* _Short task_
Print the listing in its entirety and exactly, leaving out images.

* _Available data_

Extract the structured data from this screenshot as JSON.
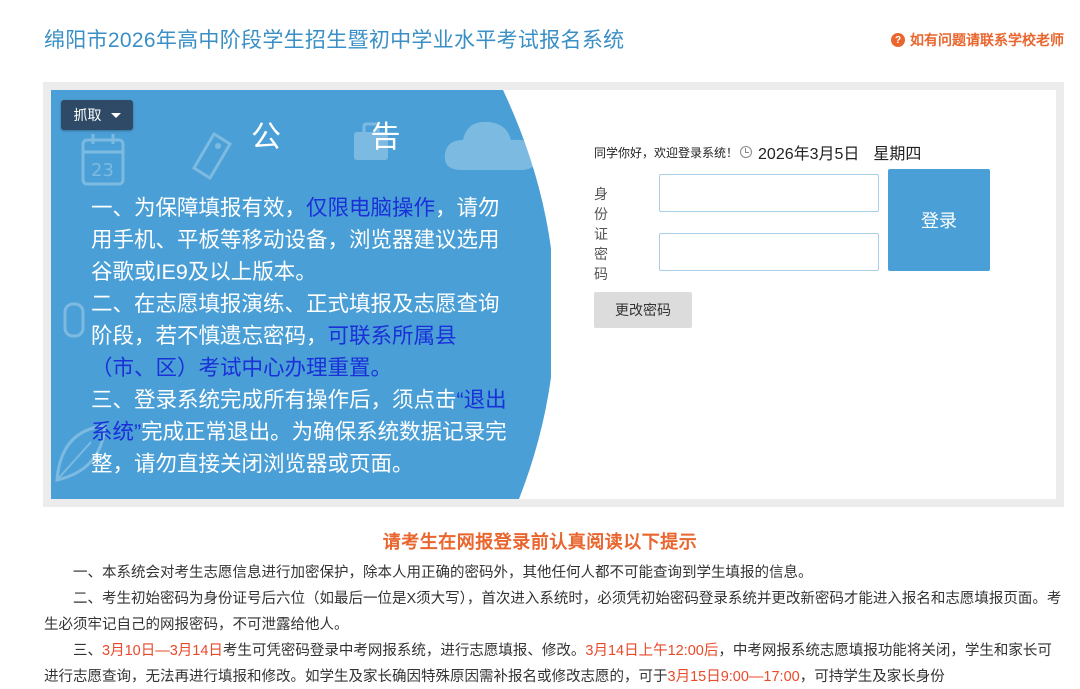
{
  "header": {
    "title": "绵阳市2026年高中阶段学生招生暨初中学业水平考试报名系统",
    "help_text": "如有问题请联系学校老师",
    "help_icon": "question-circle-icon"
  },
  "notice": {
    "grab_label": "抓取",
    "title": "公 告",
    "p1_a": "一、为保障填报有效，",
    "p1_hl": "仅限电脑操作",
    "p1_b": "，请勿用手机、平板等移动设备，浏览器建议选用谷歌或IE9及以上版本。",
    "p2_a": "二、在志愿填报演练、正式填报及志愿查询阶段，若不慎遗忘密码，",
    "p2_hl": "可联系所属县（市、区）考试中心办理重置。",
    "p3_a": "三、登录系统完成所有操作后，须点击",
    "p3_hl": "“退出系统”",
    "p3_b": "完成正常退出。为确保系统数据记录完整，请勿直接关闭浏览器或页面。",
    "colors": {
      "background": "#4a9fd6",
      "highlight": "#1a30d8"
    }
  },
  "login": {
    "greeting": "同学你好，欢迎登录系统！",
    "date": "2026年3月5日",
    "weekday": "星期四",
    "id_label": "身份证",
    "password_label": "密码",
    "id_value": "",
    "password_value": "",
    "login_label": "登录",
    "change_password_label": "更改密码"
  },
  "tips": {
    "title": "请考生在网报登录前认真阅读以下提示",
    "t1": "一、本系统会对考生志愿信息进行加密保护，除本人用正确的密码外，其他任何人都不可能查询到学生填报的信息。",
    "t2": "二、考生初始密码为身份证号后六位（如最后一位是X须大写），首次进入系统时，必须凭初始密码登录系统并更改新密码才能进入报名和志愿填报页面。考生必须牢记自己的网报密码，不可泄露给他人。",
    "t3_a": "三、",
    "t3_r1": "3月10日—3月14日",
    "t3_b": "考生可凭密码登录中考网报系统，进行志愿填报、修改。",
    "t3_r2": "3月14日上午12:00后",
    "t3_c": "，中考网报系统志愿填报功能将关闭，学生和家长可进行志愿查询，无法再进行填报和修改。如学生及家长确因特殊原因需补报名或修改志愿的，可于",
    "t3_r3": "3月15日9:00—17:00",
    "t3_d": "，可持学生及家长身份",
    "colors": {
      "title": "#e9662f",
      "highlight": "#e94a2a"
    }
  }
}
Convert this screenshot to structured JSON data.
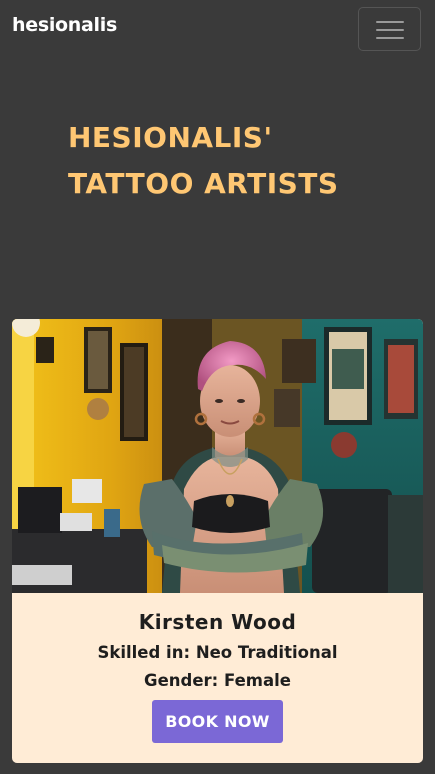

* _Answer to this exercise_
Extract the structured data from this screenshot as JSON.
{
  "header": {
    "title": "绵阳市2026年高中阶段学生招生暨初中学业水平考试报名系统",
    "help_text": "如有问题请联系学校老师",
    "help_icon": "question-circle-icon"
  },
  "notice": {
    "grab_label": "抓取",
    "title": "公 告",
    "p1_a": "一、为保障填报有效，",
    "p1_hl": "仅限电脑操作",
    "p1_b": "，请勿用手机、平板等移动设备，浏览器建议选用谷歌或IE9及以上版本。",
    "p2_a": "二、在志愿填报演练、正式填报及志愿查询阶段，若不慎遗忘密码，",
    "p2_hl": "可联系所属县（市、区）考试中心办理重置。",
    "p3_a": "三、登录系统完成所有操作后，须点击",
    "p3_hl": "“退出系统”",
    "p3_b": "完成正常退出。为确保系统数据记录完整，请勿直接关闭浏览器或页面。",
    "colors": {
      "background": "#4a9fd6",
      "highlight": "#1a30d8"
    }
  },
  "login": {
    "greeting": "同学你好，欢迎登录系统！",
    "date": "2026年3月5日",
    "weekday": "星期四",
    "id_label": "身份证",
    "password_label": "密码",
    "id_value": "",
    "password_value": "",
    "login_label": "登录",
    "change_password_label": "更改密码"
  },
  "tips": {
    "title": "请考生在网报登录前认真阅读以下提示",
    "t1": "一、本系统会对考生志愿信息进行加密保护，除本人用正确的密码外，其他任何人都不可能查询到学生填报的信息。",
    "t2": "二、考生初始密码为身份证号后六位（如最后一位是X须大写），首次进入系统时，必须凭初始密码登录系统并更改新密码才能进入报名和志愿填报页面。考生必须牢记自己的网报密码，不可泄露给他人。",
    "t3_a": "三、",
    "t3_r1": "3月10日—3月14日",
    "t3_b": "考生可凭密码登录中考网报系统，进行志愿填报、修改。",
    "t3_r2": "3月14日上午12:00后",
    "t3_c": "，中考网报系统志愿填报功能将关闭，学生和家长可进行志愿查询，无法再进行填报和修改。如学生及家长确因特殊原因需补报名或修改志愿的，可于",
    "t3_r3": "3月15日9:00—17:00",
    "t3_d": "，可持学生及家长身份",
    "colors": {
      "title": "#e9662f",
      "highlight": "#e94a2a"
    }
  }
}
Convert this screenshot to structured JSON data.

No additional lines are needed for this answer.